Please give the listing again in its entirety, exactly as written.

*PROVIDED RECORDS*
____________________

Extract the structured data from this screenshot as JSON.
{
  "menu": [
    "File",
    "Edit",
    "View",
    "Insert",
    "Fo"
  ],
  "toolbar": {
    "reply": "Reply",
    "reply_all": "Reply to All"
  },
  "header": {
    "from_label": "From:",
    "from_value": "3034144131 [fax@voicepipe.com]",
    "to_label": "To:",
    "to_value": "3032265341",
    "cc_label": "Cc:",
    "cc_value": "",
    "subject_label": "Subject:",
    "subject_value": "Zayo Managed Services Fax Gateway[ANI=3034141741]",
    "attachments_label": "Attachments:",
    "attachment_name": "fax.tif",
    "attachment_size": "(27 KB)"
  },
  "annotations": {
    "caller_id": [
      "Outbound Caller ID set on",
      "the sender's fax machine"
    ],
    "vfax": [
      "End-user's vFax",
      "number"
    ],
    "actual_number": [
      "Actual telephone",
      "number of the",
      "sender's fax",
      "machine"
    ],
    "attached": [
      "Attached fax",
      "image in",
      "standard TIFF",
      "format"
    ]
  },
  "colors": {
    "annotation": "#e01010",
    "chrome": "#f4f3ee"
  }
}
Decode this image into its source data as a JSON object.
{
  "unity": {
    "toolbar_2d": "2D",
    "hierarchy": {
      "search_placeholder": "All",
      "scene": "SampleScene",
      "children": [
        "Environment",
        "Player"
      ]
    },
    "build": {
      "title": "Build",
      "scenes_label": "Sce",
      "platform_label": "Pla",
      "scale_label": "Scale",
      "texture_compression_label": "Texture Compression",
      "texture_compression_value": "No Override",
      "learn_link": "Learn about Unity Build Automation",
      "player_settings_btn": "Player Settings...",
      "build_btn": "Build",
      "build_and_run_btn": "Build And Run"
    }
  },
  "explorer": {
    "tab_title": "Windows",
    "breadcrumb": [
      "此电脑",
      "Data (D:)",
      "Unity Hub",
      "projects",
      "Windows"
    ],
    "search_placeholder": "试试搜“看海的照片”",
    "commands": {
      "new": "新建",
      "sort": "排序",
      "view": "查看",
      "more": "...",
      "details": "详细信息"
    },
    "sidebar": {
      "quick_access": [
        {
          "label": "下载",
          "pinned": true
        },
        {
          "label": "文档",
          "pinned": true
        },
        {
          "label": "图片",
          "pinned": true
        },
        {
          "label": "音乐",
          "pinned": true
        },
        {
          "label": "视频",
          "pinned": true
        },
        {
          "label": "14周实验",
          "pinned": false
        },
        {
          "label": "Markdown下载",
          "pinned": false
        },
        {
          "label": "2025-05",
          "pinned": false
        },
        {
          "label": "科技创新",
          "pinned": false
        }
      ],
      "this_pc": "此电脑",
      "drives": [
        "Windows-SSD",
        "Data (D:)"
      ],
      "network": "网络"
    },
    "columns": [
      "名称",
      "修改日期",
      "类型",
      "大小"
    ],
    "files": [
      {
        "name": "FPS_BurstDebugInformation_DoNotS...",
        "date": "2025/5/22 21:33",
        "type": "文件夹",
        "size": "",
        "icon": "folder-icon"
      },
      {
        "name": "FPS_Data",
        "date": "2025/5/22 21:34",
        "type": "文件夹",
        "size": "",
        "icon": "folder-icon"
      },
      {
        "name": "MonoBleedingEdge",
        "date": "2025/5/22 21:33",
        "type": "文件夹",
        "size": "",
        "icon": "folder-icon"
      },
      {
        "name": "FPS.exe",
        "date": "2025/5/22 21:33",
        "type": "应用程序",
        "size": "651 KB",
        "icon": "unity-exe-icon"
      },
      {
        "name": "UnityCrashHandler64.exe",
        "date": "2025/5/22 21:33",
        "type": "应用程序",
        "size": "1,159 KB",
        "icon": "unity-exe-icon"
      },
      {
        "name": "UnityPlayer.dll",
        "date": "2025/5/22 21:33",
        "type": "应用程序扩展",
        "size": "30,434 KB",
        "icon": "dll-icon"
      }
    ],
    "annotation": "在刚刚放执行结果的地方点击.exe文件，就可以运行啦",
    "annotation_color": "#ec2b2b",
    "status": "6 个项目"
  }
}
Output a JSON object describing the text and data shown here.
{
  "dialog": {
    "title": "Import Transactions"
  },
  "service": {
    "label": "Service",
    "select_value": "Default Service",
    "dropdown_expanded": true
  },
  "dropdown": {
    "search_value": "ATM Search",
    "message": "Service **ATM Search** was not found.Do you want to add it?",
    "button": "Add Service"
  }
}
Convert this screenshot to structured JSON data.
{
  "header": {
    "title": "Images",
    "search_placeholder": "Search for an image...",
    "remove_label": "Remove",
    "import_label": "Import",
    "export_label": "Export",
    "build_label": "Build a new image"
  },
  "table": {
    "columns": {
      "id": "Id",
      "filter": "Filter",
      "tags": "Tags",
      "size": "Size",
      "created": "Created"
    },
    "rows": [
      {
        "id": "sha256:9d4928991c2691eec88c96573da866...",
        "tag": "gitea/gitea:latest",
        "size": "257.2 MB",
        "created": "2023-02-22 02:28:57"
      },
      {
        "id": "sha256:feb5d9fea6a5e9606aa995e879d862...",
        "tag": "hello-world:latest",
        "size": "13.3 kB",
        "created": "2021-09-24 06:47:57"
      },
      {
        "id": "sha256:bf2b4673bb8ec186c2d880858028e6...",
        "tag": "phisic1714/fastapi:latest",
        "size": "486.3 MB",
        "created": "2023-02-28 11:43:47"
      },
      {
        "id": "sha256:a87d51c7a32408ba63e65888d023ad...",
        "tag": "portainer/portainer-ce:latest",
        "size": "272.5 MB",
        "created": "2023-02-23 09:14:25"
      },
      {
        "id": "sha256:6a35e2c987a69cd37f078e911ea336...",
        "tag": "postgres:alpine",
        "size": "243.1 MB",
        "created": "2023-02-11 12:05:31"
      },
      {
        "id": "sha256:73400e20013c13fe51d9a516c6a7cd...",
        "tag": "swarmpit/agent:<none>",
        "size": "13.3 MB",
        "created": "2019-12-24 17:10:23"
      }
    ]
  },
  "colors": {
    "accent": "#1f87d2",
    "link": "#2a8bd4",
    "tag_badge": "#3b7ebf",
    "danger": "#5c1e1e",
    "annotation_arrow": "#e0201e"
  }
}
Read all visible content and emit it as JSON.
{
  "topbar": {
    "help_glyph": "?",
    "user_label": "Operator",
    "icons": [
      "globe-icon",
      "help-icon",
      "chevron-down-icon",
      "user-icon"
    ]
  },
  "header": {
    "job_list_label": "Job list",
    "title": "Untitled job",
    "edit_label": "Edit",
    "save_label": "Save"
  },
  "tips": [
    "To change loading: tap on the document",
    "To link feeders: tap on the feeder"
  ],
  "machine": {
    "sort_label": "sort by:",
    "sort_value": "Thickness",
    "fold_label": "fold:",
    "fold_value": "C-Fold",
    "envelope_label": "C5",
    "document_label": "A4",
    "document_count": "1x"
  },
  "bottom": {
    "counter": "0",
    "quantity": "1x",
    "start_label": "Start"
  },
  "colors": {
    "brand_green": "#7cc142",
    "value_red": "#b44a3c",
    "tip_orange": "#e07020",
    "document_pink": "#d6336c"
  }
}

____________________

*RESPONSE TO THE TASK*
Extract the structured data from this screenshot as JSON.
{
  "menu": [
    "File",
    "Edit",
    "View",
    "Insert",
    "Fo"
  ],
  "toolbar": {
    "reply": "Reply",
    "reply_all": "Reply to All"
  },
  "header": {
    "from_label": "From:",
    "from_value": "3034144131 [fax@voicepipe.com]",
    "to_label": "To:",
    "to_value": "3032265341",
    "cc_label": "Cc:",
    "cc_value": "",
    "subject_label": "Subject:",
    "subject_value": "Zayo Managed Services Fax Gateway[ANI=3034141741]",
    "attachments_label": "Attachments:",
    "attachment_name": "fax.tif",
    "attachment_size": "(27 KB)"
  },
  "annotations": {
    "caller_id": [
      "Outbound Caller ID set on",
      "the sender's fax machine"
    ],
    "vfax": [
      "End-user's vFax",
      "number"
    ],
    "actual_number": [
      "Actual telephone",
      "number of the",
      "sender's fax",
      "machine"
    ],
    "attached": [
      "Attached fax",
      "image in",
      "standard TIFF",
      "format"
    ]
  },
  "colors": {
    "annotation": "#e01010",
    "chrome": "#f4f3ee"
  }
}
Decode this image into its source data as a JSON object.
{
  "unity": {
    "toolbar_2d": "2D",
    "hierarchy": {
      "search_placeholder": "All",
      "scene": "SampleScene",
      "children": [
        "Environment",
        "Player"
      ]
    },
    "build": {
      "title": "Build",
      "scenes_label": "Sce",
      "platform_label": "Pla",
      "scale_label": "Scale",
      "texture_compression_label": "Texture Compression",
      "texture_compression_value": "No Override",
      "learn_link": "Learn about Unity Build Automation",
      "player_settings_btn": "Player Settings...",
      "build_btn": "Build",
      "build_and_run_btn": "Build And Run"
    }
  },
  "explorer": {
    "tab_title": "Windows",
    "breadcrumb": [
      "此电脑",
      "Data (D:)",
      "Unity Hub",
      "projects",
      "Windows"
    ],
    "search_placeholder": "试试搜“看海的照片”",
    "commands": {
      "new": "新建",
      "sort": "排序",
      "view": "查看",
      "more": "...",
      "details": "详细信息"
    },
    "sidebar": {
      "quick_access": [
        {
          "label": "下载",
          "pinned": true
        },
        {
          "label": "文档",
          "pinned": true
        },
        {
          "label": "图片",
          "pinned": true
        },
        {
          "label": "音乐",
          "pinned": true
        },
        {
          "label": "视频",
          "pinned": true
        },
        {
          "label": "14周实验",
          "pinned": false
        },
        {
          "label": "Markdown下载",
          "pinned": false
        },
        {
          "label": "2025-05",
          "pinned": false
        },
        {
          "label": "科技创新",
          "pinned": false
        }
      ],
      "this_pc": "此电脑",
      "drives": [
        "Windows-SSD",
        "Data (D:)"
      ],
      "network": "网络"
    },
    "columns": [
      "名称",
      "修改日期",
      "类型",
      "大小"
    ],
    "files": [
      {
        "name": "FPS_BurstDebugInformation_DoNotS...",
        "date": "2025/5/22 21:33",
        "type": "文件夹",
        "size": "",
        "icon": "folder-icon"
      },
      {
        "name": "FPS_Data",
        "date": "2025/5/22 21:34",
        "type": "文件夹",
        "size": "",
        "icon": "folder-icon"
      },
      {
        "name": "MonoBleedingEdge",
        "date": "2025/5/22 21:33",
        "type": "文件夹",
        "size": "",
        "icon": "folder-icon"
      },
      {
        "name": "FPS.exe",
        "date": "2025/5/22 21:33",
        "type": "应用程序",
        "size": "651 KB",
        "icon": "unity-exe-icon"
      },
      {
        "name": "UnityCrashHandler64.exe",
        "date": "2025/5/22 21:33",
        "type": "应用程序",
        "size": "1,159 KB",
        "icon": "unity-exe-icon"
      },
      {
        "name": "UnityPlayer.dll",
        "date": "2025/5/22 21:33",
        "type": "应用程序扩展",
        "size": "30,434 KB",
        "icon": "dll-icon"
      }
    ],
    "annotation": "在刚刚放执行结果的地方点击.exe文件，就可以运行啦",
    "annotation_color": "#ec2b2b",
    "status": "6 个项目"
  }
}
Output a JSON object describing the text and data shown here.
{
  "dialog": {
    "title": "Import Transactions"
  },
  "service": {
    "label": "Service",
    "select_value": "Default Service",
    "dropdown_expanded": true
  },
  "dropdown": {
    "search_value": "ATM Search",
    "message": "Service **ATM Search** was not found.Do you want to add it?",
    "button": "Add Service"
  }
}
Convert this screenshot to structured JSON data.
{
  "header": {
    "title": "Images",
    "search_placeholder": "Search for an image...",
    "remove_label": "Remove",
    "import_label": "Import",
    "export_label": "Export",
    "build_label": "Build a new image"
  },
  "table": {
    "columns": {
      "id": "Id",
      "filter": "Filter",
      "tags": "Tags",
      "size": "Size",
      "created": "Created"
    },
    "rows": [
      {
        "id": "sha256:9d4928991c2691eec88c96573da866...",
        "tag": "gitea/gitea:latest",
        "size": "257.2 MB",
        "created": "2023-02-22 02:28:57"
      },
      {
        "id": "sha256:feb5d9fea6a5e9606aa995e879d862...",
        "tag": "hello-world:latest",
        "size": "13.3 kB",
        "created": "2021-09-24 06:47:57"
      },
      {
        "id": "sha256:bf2b4673bb8ec186c2d880858028e6...",
        "tag": "phisic1714/fastapi:latest",
        "size": "486.3 MB",
        "created": "2023-02-28 11:43:47"
      },
      {
        "id": "sha256:a87d51c7a32408ba63e65888d023ad...",
        "tag": "portainer/portainer-ce:latest",
        "size": "272.5 MB",
        "created": "2023-02-23 09:14:25"
      },
      {
        "id": "sha256:6a35e2c987a69cd37f078e911ea336...",
        "tag": "postgres:alpine",
        "size": "243.1 MB",
        "created": "2023-02-11 12:05:31"
      },
      {
        "id": "sha256:73400e20013c13fe51d9a516c6a7cd...",
        "tag": "swarmpit/agent:<none>",
        "size": "13.3 MB",
        "created": "2019-12-24 17:10:23"
      }
    ]
  },
  "colors": {
    "accent": "#1f87d2",
    "link": "#2a8bd4",
    "tag_badge": "#3b7ebf",
    "danger": "#5c1e1e",
    "annotation_arrow": "#e0201e"
  }
}
Read all visible content and emit it as JSON.
{
  "topbar": {
    "help_glyph": "?",
    "user_label": "Operator",
    "icons": [
      "globe-icon",
      "help-icon",
      "chevron-down-icon",
      "user-icon"
    ]
  },
  "header": {
    "job_list_label": "Job list",
    "title": "Untitled job",
    "edit_label": "Edit",
    "save_label": "Save"
  },
  "tips": [
    "To change loading: tap on the document",
    "To link feeders: tap on the feeder"
  ],
  "machine": {
    "sort_label": "sort by:",
    "sort_value": "Thickness",
    "fold_label": "fold:",
    "fold_value": "C-Fold",
    "envelope_label": "C5",
    "document_label": "A4",
    "document_count": "1x"
  },
  "bottom": {
    "counter": "0",
    "quantity": "1x",
    "start_label": "Start"
  },
  "colors": {
    "brand_green": "#7cc142",
    "value_red": "#b44a3c",
    "tip_orange": "#e07020",
    "document_pink": "#d6336c"
  }
}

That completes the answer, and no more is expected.